Task instructions: Return each line of the data below verbatim; pictures are to be left out.
[Start]
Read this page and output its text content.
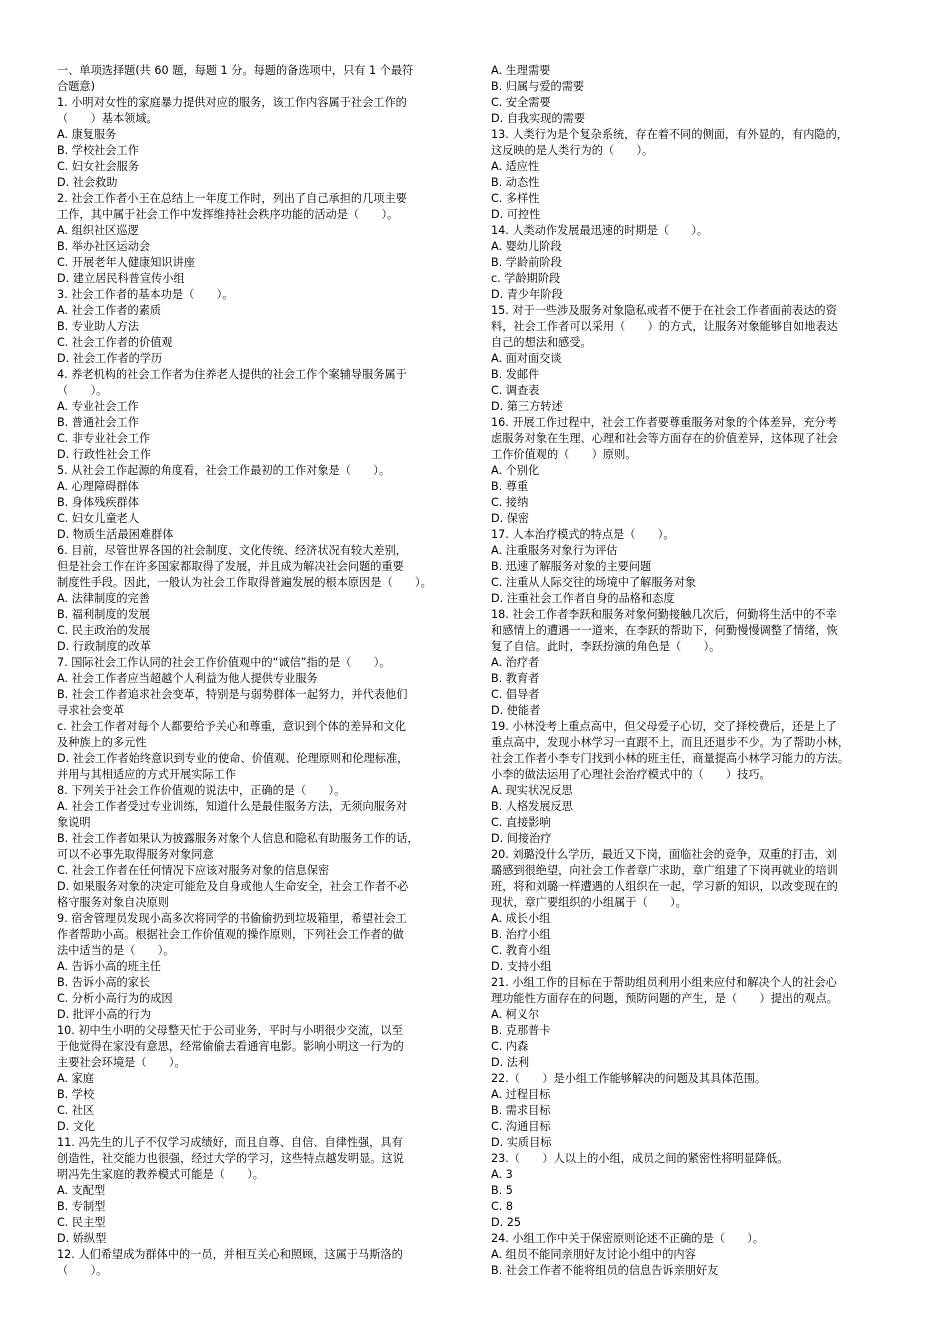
一、单项选择题(共 60 题，每题 1 分。每题的备选项中，只有 1 个最符
合题意)
1. 小明对女性的家庭暴力提供对应的服务，该工作内容属于社会工作的
（　　）基本领域。
A. 康复服务
B. 学校社会工作
C. 妇女社会服务
D. 社会救助
2. 社会工作者小王在总结上一年度工作时，列出了自己承担的几项主要
工作，其中属于社会工作中发挥维持社会秩序功能的活动是（　　）。
A. 组织社区巡逻
B. 举办社区运动会
C. 开展老年人健康知识讲座
D. 建立居民科普宣传小组
3. 社会工作者的基本功是（　　）。
A. 社会工作者的素质
B. 专业助人方法
C. 社会工作者的价值观
D. 社会工作者的学历
4. 养老机构的社会工作者为住养老人提供的社会工作个案辅导服务属于
（　　）。
A. 专业社会工作
B. 普通社会工作
C. 非专业社会工作
D. 行政性社会工作
5. 从社会工作起源的角度看，社会工作最初的工作对象是（　　）。
A. 心理障碍群体
B. 身体残疾群体
C. 妇女儿童老人
D. 物质生活最困难群体
6. 目前，尽管世界各国的社会制度、文化传统、经济状况有较大差别，
但是社会工作在许多国家都取得了发展，并且成为解决社会问题的重要
制度性手段。因此，一般认为社会工作取得普遍发展的根本原因是（　　）。
A. 法律制度的完善
B. 福利制度的发展
C. 民主政治的发展
D. 行政制度的改革
7. 国际社会工作认同的社会工作价值观中的“诚信”指的是（　　）。
A. 社会工作者应当超越个人利益为他人提供专业服务
B. 社会工作者追求社会变革，特别是与弱势群体一起努力，并代表他们
寻求社会变革
c. 社会工作者对每个人都要给予关心和尊重，意识到个体的差异和文化
及种族上的多元性
D. 社会工作者始终意识到专业的使命、价值观、伦理原则和伦理标准，
并用与其相适应的方式开展实际工作
8. 下列关于社会工作价值观的说法中，正确的是（　　）。
A. 社会工作者受过专业训练，知道什么是最佳服务方法，无须向服务对
象说明
B. 社会工作者如果认为披露服务对象个人信息和隐私有助服务工作的话，
可以不必事先取得服务对象同意
C. 社会工作者在任何情况下应该对服务对象的信息保密
D. 如果服务对象的决定可能危及自身或他人生命安全，社会工作者不必
格守服务对象自决原则
9. 宿舍管理员发现小高多次将同学的书偷偷扔到垃圾箱里，希望社会工
作者帮助小高。根据社会工作价值观的操作原则，下列社会工作者的做
法中适当的是（　　）。
A. 告诉小高的班主任
B. 告诉小高的家长
C. 分析小高行为的成因
D. 批评小高的行为
10. 初中生小明的父母整天忙于公司业务，平时与小明很少交流，以至
于他觉得在家没有意思，经常偷偷去看通宵电影。影响小明这一行为的
主要社会环境是（　　）。
A. 家庭
B. 学校
C. 社区
D. 文化
11. 冯先生的儿子不仅学习成绩好，而且自尊、自信、自律性强，具有
创造性，社交能力也很强，经过大学的学习，这些特点越发明显。这说
明冯先生家庭的教养模式可能是（　　）。
A. 支配型
B. 专制型
C. 民主型
D. 娇纵型
12. 人们希望成为群体中的一员，并相互关心和照顾，这属于马斯洛的
（　　）。
A. 生理需要
B. 归属与爱的需要
C. 安全需要
D. 自我实现的需要
13. 人类行为是个复杂系统，存在着不同的侧面，有外显的，有内隐的，
这反映的是人类行为的（　　）。
A. 适应性
B. 动态性
C. 多样性
D. 可控性
14. 人类动作发展最迅速的时期是（　　）。
A. 婴幼儿阶段
B. 学龄前阶段
c. 学龄期阶段
D. 青少年阶段
15. 对于一些涉及服务对象隐私或者不便于在社会工作者面前表达的资
料，社会工作者可以采用（　　）的方式，让服务对象能够自如地表达
自己的想法和感受。
A. 面对面交谈
B. 发邮件
C. 调查表
D. 第三方转述
16. 开展工作过程中，社会工作者要尊重服务对象的个体差异，充分考
虑服务对象在生理、心理和社会等方面存在的价值差异，这体现了社会
工作价值观的（　　）原则。
A. 个别化
B. 尊重
C. 接纳
D. 保密
17. 人本治疗模式的特点是（　　）。
A. 注重服务对象行为评估
B. 迅速了解服务对象的主要问题
C. 注重从人际交往的场境中了解服务对象
D. 注重社会工作者自身的品格和态度
18. 社会工作者李跃和服务对象何勤接触几次后，何勤将生活中的不幸
和感情上的遭遇一一道来，在李跃的帮助下，何勤慢慢调整了情绪，恢
复了自信。此时，李跃扮演的角色是（　　）。
A. 治疗者
B. 教育者
C. 倡导者
D. 使能者
19. 小林没考上重点高中，但父母爱子心切，交了择校费后，还是上了
重点高中，发现小林学习一直跟不上，而且还退步不少。为了帮助小林，
社会工作者小李专门找到小林的班主任，商量提高小林学习能力的方法。
小李的做法运用了心理社会治疗模式中的（　　）技巧。
A. 现实状况反思
B. 人格发展反思
C. 直接影响
D. 间接治疗
20. 刘璐没什么学历，最近又下岗，面临社会的竞争，双重的打击，刘
璐感到很绝望，向社会工作者章广求助，章广组建了下岗再就业的培训
班，将和刘璐一样遭遇的人组织在一起，学习新的知识，以改变现在的
现状，章广要组织的小组属于（　　）。
A. 成长小组
B. 治疗小组
C. 教育小组
D. 支持小组
21. 小组工作的目标在于帮助组员利用小组来应付和解决个人的社会心
理功能性方面存在的问题，预防问题的产生，是（　　）提出的观点。
A. 柯义尔
B. 克那普卡
C. 内森
D. 法利
22.（　　）是小组工作能够解决的问题及其具体范围。
A. 过程目标
B. 需求目标
C. 沟通目标
D. 实质目标
23.（　　）人以上的小组，成员之间的紧密性将明显降低。
A. 3
B. 5
C. 8
D. 25
24. 小组工作中关于保密原则论述不正确的是（　　）。
A. 组员不能同亲朋好友讨论小组中的内容
B. 社会工作者不能将组员的信息告诉亲朋好友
[End]
Output for this task:
Read this page and output its text content.
一、单项选择题(共 60 题，每题 1 分。每题的备选项中，只有 1 个最符
合题意)
1. 小明对女性的家庭暴力提供对应的服务，该工作内容属于社会工作的
（　　）基本领域。
A. 康复服务
B. 学校社会工作
C. 妇女社会服务
D. 社会救助
2. 社会工作者小王在总结上一年度工作时，列出了自己承担的几项主要
工作，其中属于社会工作中发挥维持社会秩序功能的活动是（　　）。
A. 组织社区巡逻
B. 举办社区运动会
C. 开展老年人健康知识讲座
D. 建立居民科普宣传小组
3. 社会工作者的基本功是（　　）。
A. 社会工作者的素质
B. 专业助人方法
C. 社会工作者的价值观
D. 社会工作者的学历
4. 养老机构的社会工作者为住养老人提供的社会工作个案辅导服务属于
（　　）。
A. 专业社会工作
B. 普通社会工作
C. 非专业社会工作
D. 行政性社会工作
5. 从社会工作起源的角度看，社会工作最初的工作对象是（　　）。
A. 心理障碍群体
B. 身体残疾群体
C. 妇女儿童老人
D. 物质生活最困难群体
6. 目前，尽管世界各国的社会制度、文化传统、经济状况有较大差别，
但是社会工作在许多国家都取得了发展，并且成为解决社会问题的重要
制度性手段。因此，一般认为社会工作取得普遍发展的根本原因是（　　）。
A. 法律制度的完善
B. 福利制度的发展
C. 民主政治的发展
D. 行政制度的改革
7. 国际社会工作认同的社会工作价值观中的“诚信”指的是（　　）。
A. 社会工作者应当超越个人利益为他人提供专业服务
B. 社会工作者追求社会变革，特别是与弱势群体一起努力，并代表他们
寻求社会变革
c. 社会工作者对每个人都要给予关心和尊重，意识到个体的差异和文化
及种族上的多元性
D. 社会工作者始终意识到专业的使命、价值观、伦理原则和伦理标准，
并用与其相适应的方式开展实际工作
8. 下列关于社会工作价值观的说法中，正确的是（　　）。
A. 社会工作者受过专业训练，知道什么是最佳服务方法，无须向服务对
象说明
B. 社会工作者如果认为披露服务对象个人信息和隐私有助服务工作的话，
可以不必事先取得服务对象同意
C. 社会工作者在任何情况下应该对服务对象的信息保密
D. 如果服务对象的决定可能危及自身或他人生命安全，社会工作者不必
格守服务对象自决原则
9. 宿舍管理员发现小高多次将同学的书偷偷扔到垃圾箱里，希望社会工
作者帮助小高。根据社会工作价值观的操作原则，下列社会工作者的做
法中适当的是（　　）。
A. 告诉小高的班主任
B. 告诉小高的家长
C. 分析小高行为的成因
D. 批评小高的行为
10. 初中生小明的父母整天忙于公司业务，平时与小明很少交流，以至
于他觉得在家没有意思，经常偷偷去看通宵电影。影响小明这一行为的
主要社会环境是（　　）。
A. 家庭
B. 学校
C. 社区
D. 文化
11. 冯先生的儿子不仅学习成绩好，而且自尊、自信、自律性强，具有
创造性，社交能力也很强，经过大学的学习，这些特点越发明显。这说
明冯先生家庭的教养模式可能是（　　）。
A. 支配型
B. 专制型
C. 民主型
D. 娇纵型
12. 人们希望成为群体中的一员，并相互关心和照顾，这属于马斯洛的
（　　）。
A. 生理需要
B. 归属与爱的需要
C. 安全需要
D. 自我实现的需要
13. 人类行为是个复杂系统，存在着不同的侧面，有外显的，有内隐的，
这反映的是人类行为的（　　）。
A. 适应性
B. 动态性
C. 多样性
D. 可控性
14. 人类动作发展最迅速的时期是（　　）。
A. 婴幼儿阶段
B. 学龄前阶段
c. 学龄期阶段
D. 青少年阶段
15. 对于一些涉及服务对象隐私或者不便于在社会工作者面前表达的资
料，社会工作者可以采用（　　）的方式，让服务对象能够自如地表达
自己的想法和感受。
A. 面对面交谈
B. 发邮件
C. 调查表
D. 第三方转述
16. 开展工作过程中，社会工作者要尊重服务对象的个体差异，充分考
虑服务对象在生理、心理和社会等方面存在的价值差异，这体现了社会
工作价值观的（　　）原则。
A. 个别化
B. 尊重
C. 接纳
D. 保密
17. 人本治疗模式的特点是（　　）。
A. 注重服务对象行为评估
B. 迅速了解服务对象的主要问题
C. 注重从人际交往的场境中了解服务对象
D. 注重社会工作者自身的品格和态度
18. 社会工作者李跃和服务对象何勤接触几次后，何勤将生活中的不幸
和感情上的遭遇一一道来，在李跃的帮助下，何勤慢慢调整了情绪，恢
复了自信。此时，李跃扮演的角色是（　　）。
A. 治疗者
B. 教育者
C. 倡导者
D. 使能者
19. 小林没考上重点高中，但父母爱子心切，交了择校费后，还是上了
重点高中，发现小林学习一直跟不上，而且还退步不少。为了帮助小林，
社会工作者小李专门找到小林的班主任，商量提高小林学习能力的方法。
小李的做法运用了心理社会治疗模式中的（　　）技巧。
A. 现实状况反思
B. 人格发展反思
C. 直接影响
D. 间接治疗
20. 刘璐没什么学历，最近又下岗，面临社会的竞争，双重的打击，刘
璐感到很绝望，向社会工作者章广求助，章广组建了下岗再就业的培训
班，将和刘璐一样遭遇的人组织在一起，学习新的知识，以改变现在的
现状，章广要组织的小组属于（　　）。
A. 成长小组
B. 治疗小组
C. 教育小组
D. 支持小组
21. 小组工作的目标在于帮助组员利用小组来应付和解决个人的社会心
理功能性方面存在的问题，预防问题的产生，是（　　）提出的观点。
A. 柯义尔
B. 克那普卡
C. 内森
D. 法利
22.（　　）是小组工作能够解决的问题及其具体范围。
A. 过程目标
B. 需求目标
C. 沟通目标
D. 实质目标
23.（　　）人以上的小组，成员之间的紧密性将明显降低。
A. 3
B. 5
C. 8
D. 25
24. 小组工作中关于保密原则论述不正确的是（　　）。
A. 组员不能同亲朋好友讨论小组中的内容
B. 社会工作者不能将组员的信息告诉亲朋好友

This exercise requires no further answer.